Report back each line of the records that contains the string "的速度移动".

RECORDED INFORMATION:
◆ ◆ ◆ ◆

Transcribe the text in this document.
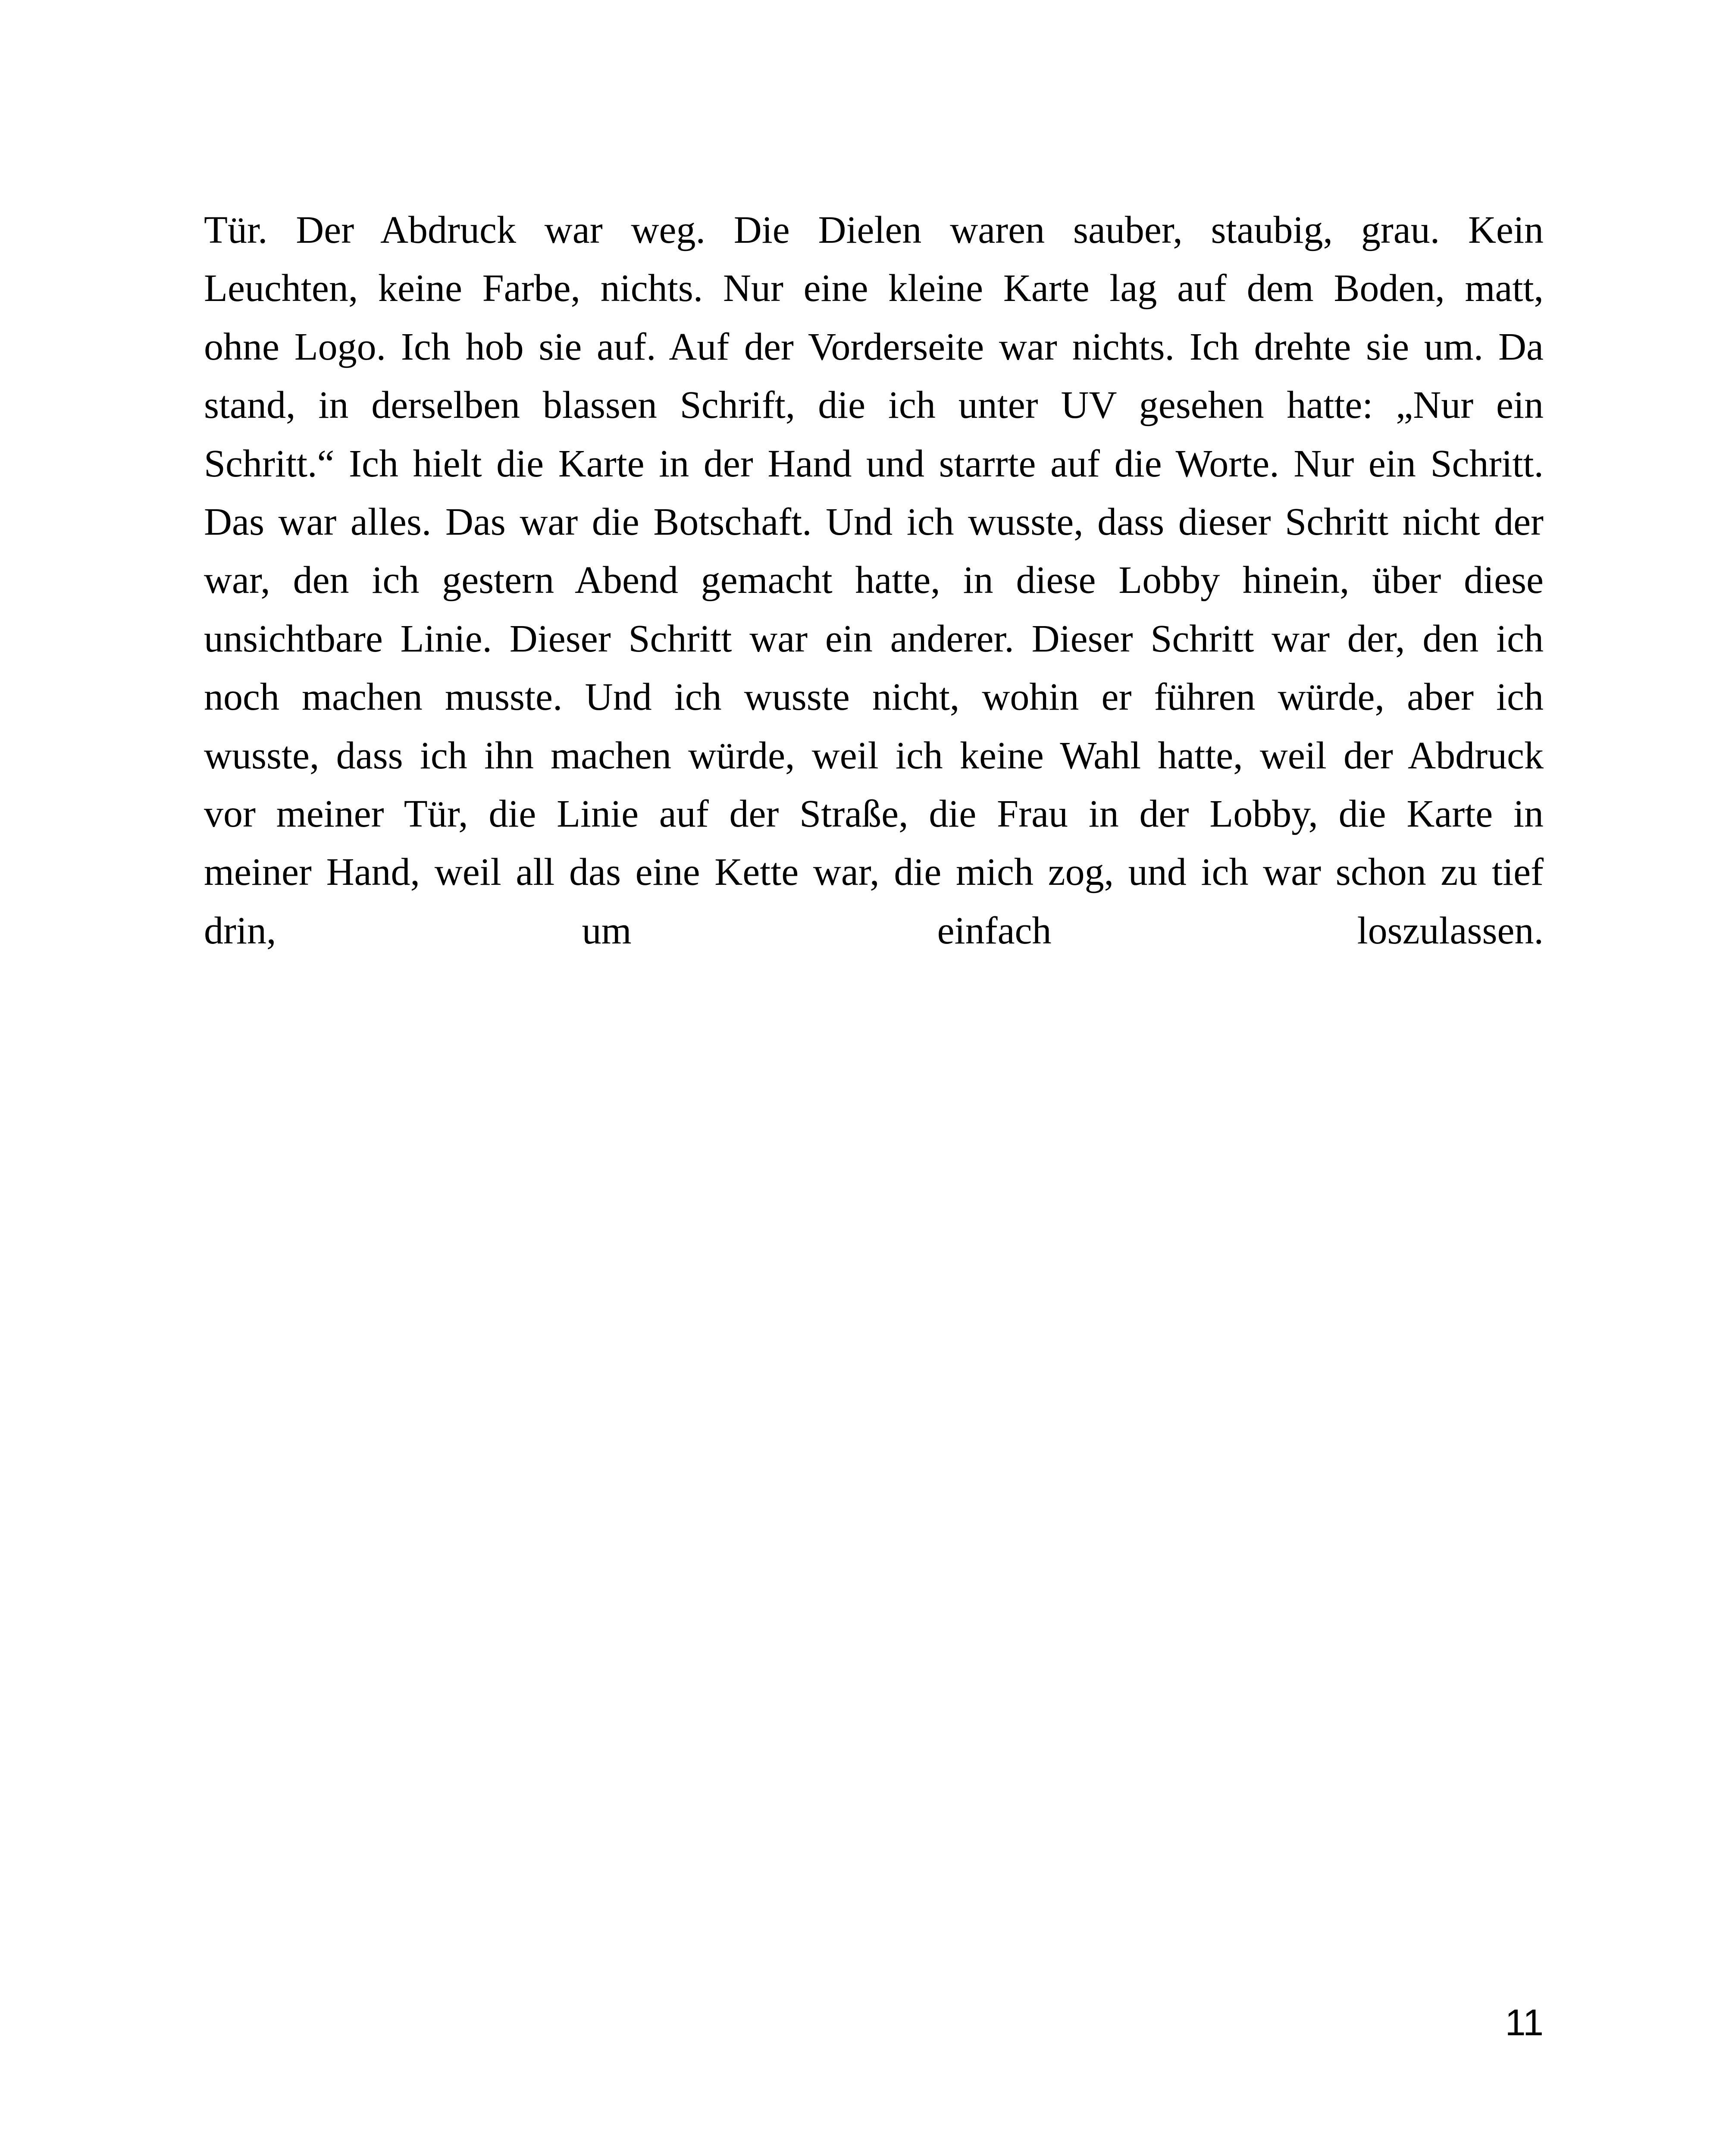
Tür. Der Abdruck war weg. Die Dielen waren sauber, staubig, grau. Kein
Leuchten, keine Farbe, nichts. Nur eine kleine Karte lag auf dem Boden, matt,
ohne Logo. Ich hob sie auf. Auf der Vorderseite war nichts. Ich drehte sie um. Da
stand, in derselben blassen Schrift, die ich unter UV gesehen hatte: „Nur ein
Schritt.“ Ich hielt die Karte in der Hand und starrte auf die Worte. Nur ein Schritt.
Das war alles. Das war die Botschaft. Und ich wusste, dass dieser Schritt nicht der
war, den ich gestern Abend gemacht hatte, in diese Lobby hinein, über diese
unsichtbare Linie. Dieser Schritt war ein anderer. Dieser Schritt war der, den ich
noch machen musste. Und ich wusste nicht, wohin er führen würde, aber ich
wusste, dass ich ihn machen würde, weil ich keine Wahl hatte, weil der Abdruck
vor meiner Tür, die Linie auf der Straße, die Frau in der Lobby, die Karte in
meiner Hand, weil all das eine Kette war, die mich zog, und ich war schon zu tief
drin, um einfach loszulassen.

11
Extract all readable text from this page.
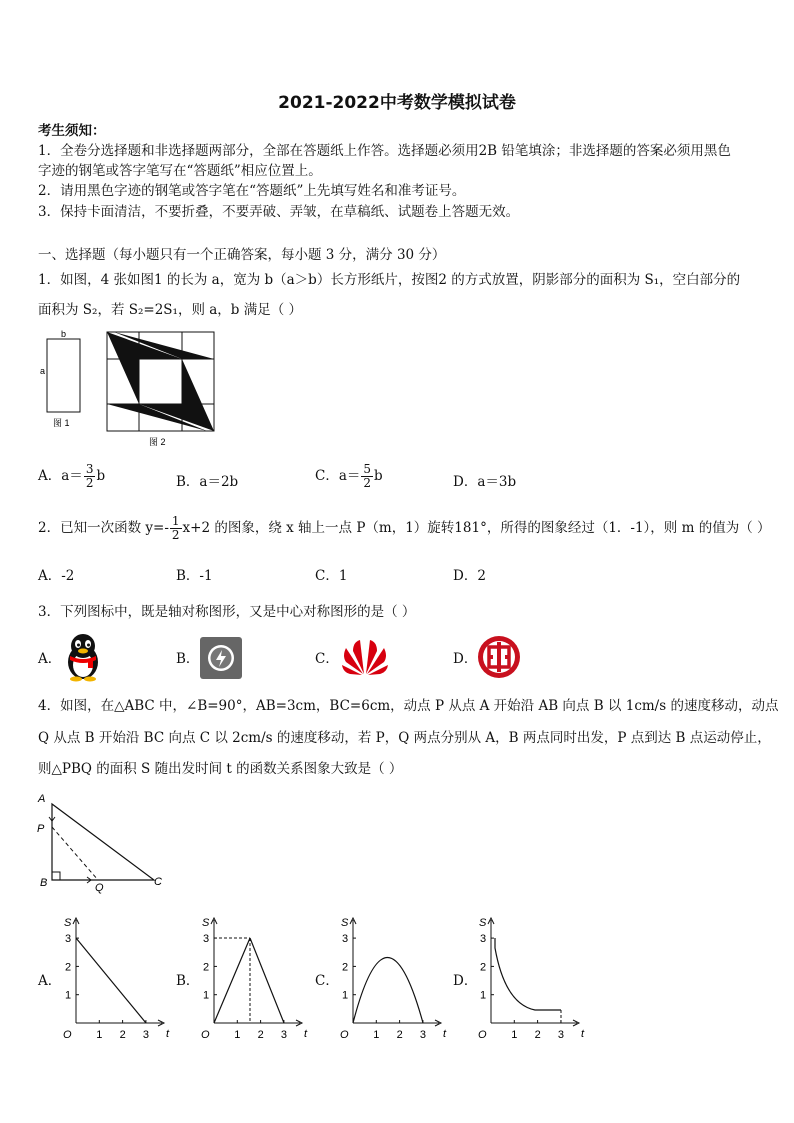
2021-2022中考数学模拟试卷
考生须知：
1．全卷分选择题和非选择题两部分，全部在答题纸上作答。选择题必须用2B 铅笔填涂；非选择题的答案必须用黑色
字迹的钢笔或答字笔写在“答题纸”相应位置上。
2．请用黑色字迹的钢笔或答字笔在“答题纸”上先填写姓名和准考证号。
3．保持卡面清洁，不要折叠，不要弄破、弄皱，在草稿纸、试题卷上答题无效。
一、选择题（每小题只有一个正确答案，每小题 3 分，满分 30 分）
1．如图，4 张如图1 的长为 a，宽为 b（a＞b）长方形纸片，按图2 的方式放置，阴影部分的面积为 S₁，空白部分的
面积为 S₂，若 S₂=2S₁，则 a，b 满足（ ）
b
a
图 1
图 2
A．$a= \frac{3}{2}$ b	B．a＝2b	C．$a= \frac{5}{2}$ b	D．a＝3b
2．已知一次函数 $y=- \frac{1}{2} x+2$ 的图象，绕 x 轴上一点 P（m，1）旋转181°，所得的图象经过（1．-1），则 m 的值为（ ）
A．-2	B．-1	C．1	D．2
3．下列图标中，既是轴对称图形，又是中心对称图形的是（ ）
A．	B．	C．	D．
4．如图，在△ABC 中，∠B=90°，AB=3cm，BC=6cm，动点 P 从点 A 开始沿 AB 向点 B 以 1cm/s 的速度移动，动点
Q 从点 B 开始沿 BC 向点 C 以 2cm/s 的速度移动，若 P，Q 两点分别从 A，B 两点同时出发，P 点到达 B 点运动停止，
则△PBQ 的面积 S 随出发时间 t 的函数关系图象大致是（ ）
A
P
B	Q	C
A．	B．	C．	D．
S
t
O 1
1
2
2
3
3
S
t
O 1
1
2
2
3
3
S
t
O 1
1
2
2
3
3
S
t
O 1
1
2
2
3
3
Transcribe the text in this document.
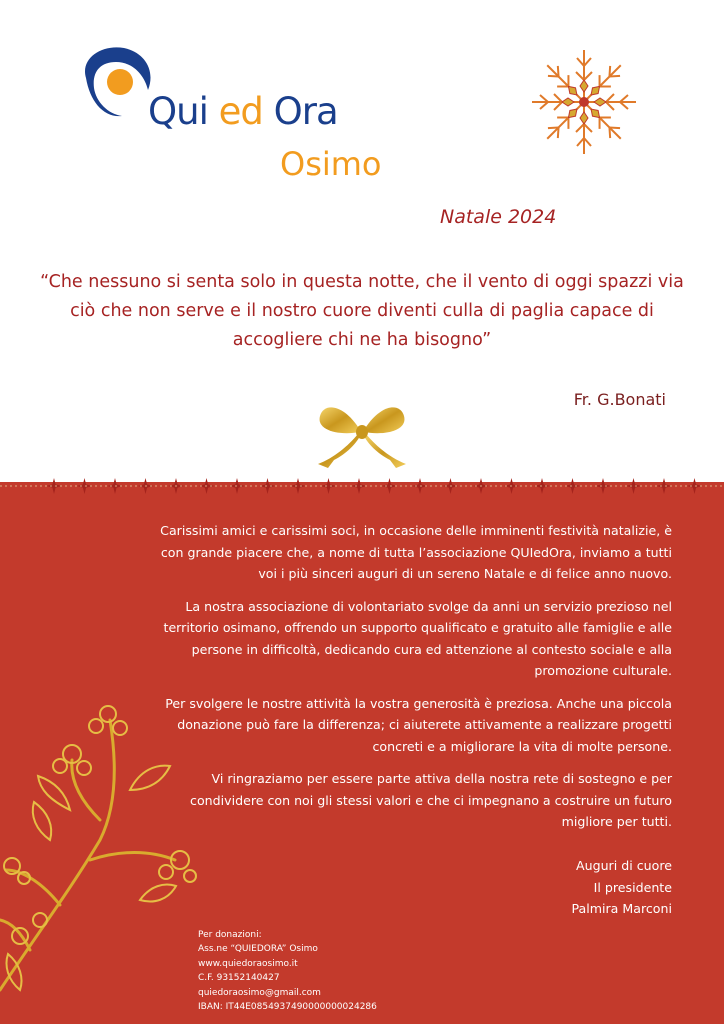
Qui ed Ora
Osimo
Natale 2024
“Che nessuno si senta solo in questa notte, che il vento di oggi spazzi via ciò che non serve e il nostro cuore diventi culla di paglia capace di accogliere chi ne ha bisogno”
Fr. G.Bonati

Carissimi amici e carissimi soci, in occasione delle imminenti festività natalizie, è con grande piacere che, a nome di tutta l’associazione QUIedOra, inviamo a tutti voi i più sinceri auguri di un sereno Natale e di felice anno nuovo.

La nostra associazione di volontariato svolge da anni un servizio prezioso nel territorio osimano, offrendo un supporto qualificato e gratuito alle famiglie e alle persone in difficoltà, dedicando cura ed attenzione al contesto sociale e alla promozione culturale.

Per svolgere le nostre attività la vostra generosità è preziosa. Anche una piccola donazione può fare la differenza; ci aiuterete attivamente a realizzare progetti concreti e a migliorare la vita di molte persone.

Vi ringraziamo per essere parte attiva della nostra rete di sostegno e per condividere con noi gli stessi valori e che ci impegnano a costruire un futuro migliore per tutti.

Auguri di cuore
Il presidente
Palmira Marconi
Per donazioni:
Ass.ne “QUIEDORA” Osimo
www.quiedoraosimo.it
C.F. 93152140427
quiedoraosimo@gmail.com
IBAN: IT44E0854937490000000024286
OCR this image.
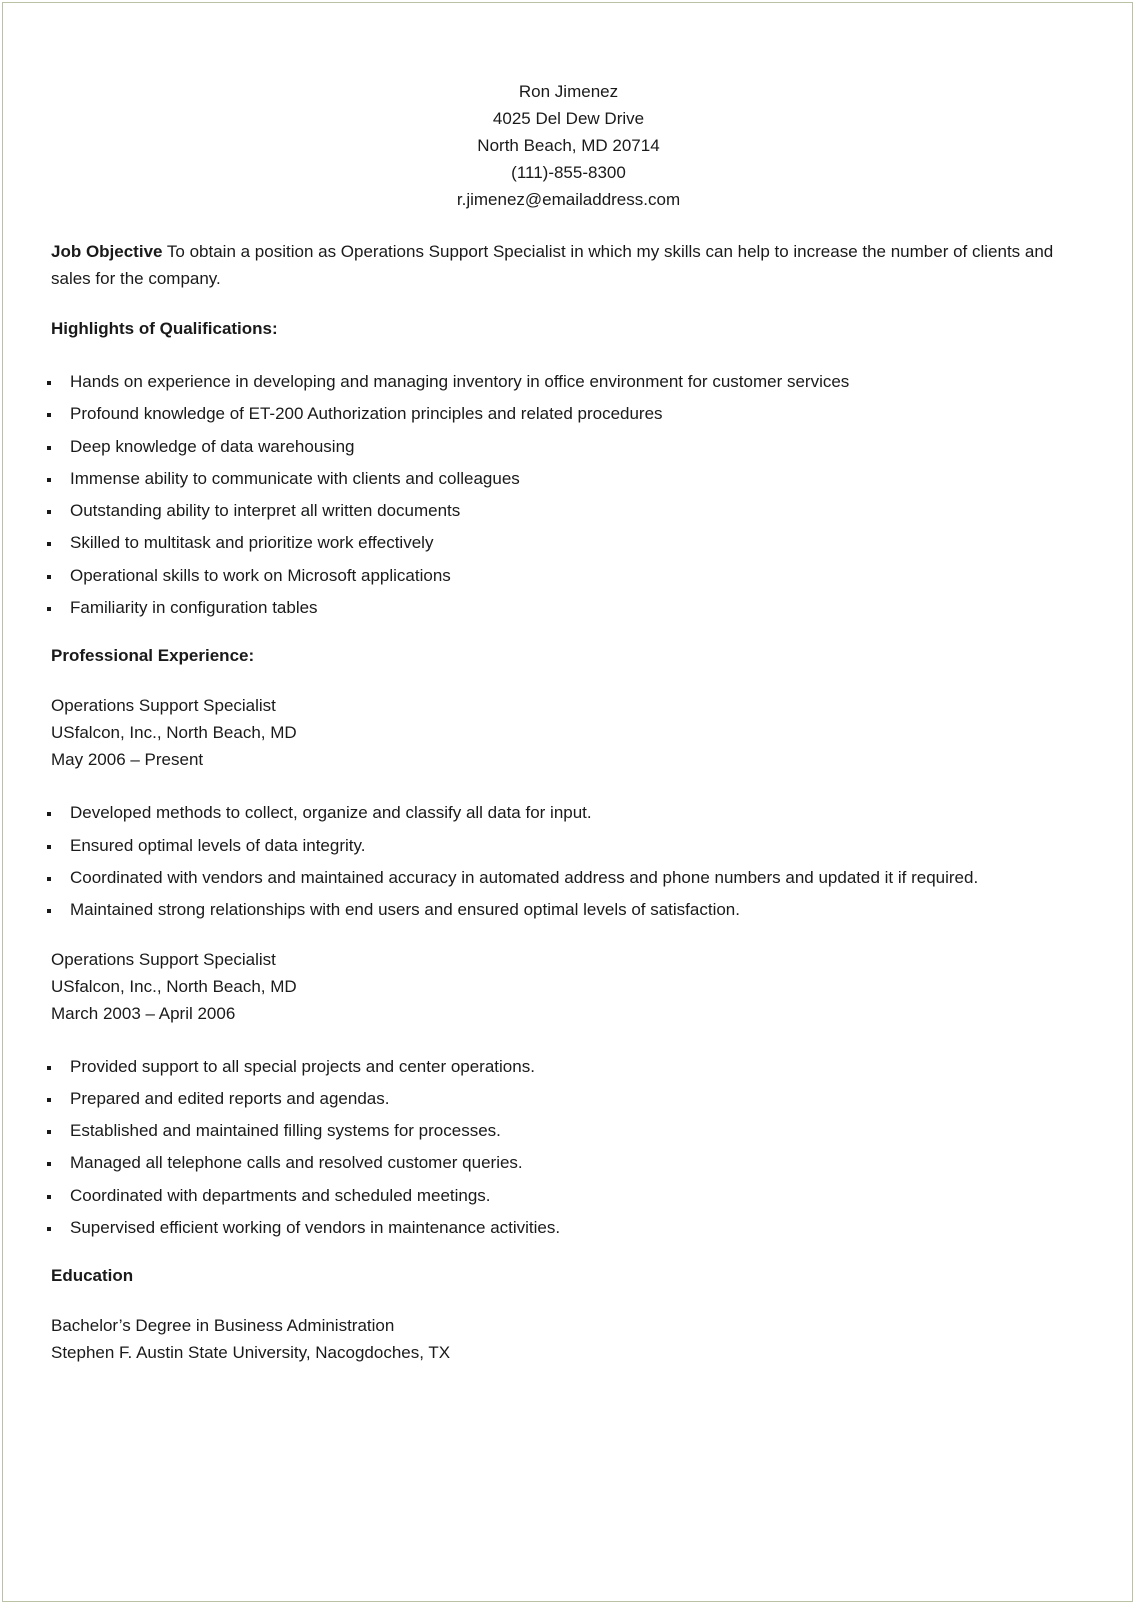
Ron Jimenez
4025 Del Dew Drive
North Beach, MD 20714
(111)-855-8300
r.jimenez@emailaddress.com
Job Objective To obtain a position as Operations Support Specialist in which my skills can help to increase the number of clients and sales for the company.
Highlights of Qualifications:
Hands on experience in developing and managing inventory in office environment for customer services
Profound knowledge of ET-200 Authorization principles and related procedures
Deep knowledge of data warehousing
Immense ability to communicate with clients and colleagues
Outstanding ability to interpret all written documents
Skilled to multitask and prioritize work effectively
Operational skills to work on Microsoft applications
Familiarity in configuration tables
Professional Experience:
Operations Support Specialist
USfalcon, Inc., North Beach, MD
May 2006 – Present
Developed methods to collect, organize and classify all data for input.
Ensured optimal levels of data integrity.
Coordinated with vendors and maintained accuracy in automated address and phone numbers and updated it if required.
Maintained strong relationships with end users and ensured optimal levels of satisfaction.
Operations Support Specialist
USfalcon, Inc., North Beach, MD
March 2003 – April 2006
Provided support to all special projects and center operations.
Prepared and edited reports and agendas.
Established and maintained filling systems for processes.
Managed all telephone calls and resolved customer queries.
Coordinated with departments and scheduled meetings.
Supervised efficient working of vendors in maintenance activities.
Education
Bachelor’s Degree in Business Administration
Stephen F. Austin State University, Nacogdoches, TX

◆ ◆ ◆ ◆

REPLY TO THE EXERCISE:
4．如图，在△ABC 中，∠B=90°，AB=3cm，BC=6cm，动点 P 从点 A 开始沿 AB 向点 B 以 1cm/s 的速度移动，动点
Q 从点 B 开始沿 BC 向点 C 以 2cm/s 的速度移动，若 P，Q 两点分别从 A，B 两点同时出发，P 点到达 B 点运动停止，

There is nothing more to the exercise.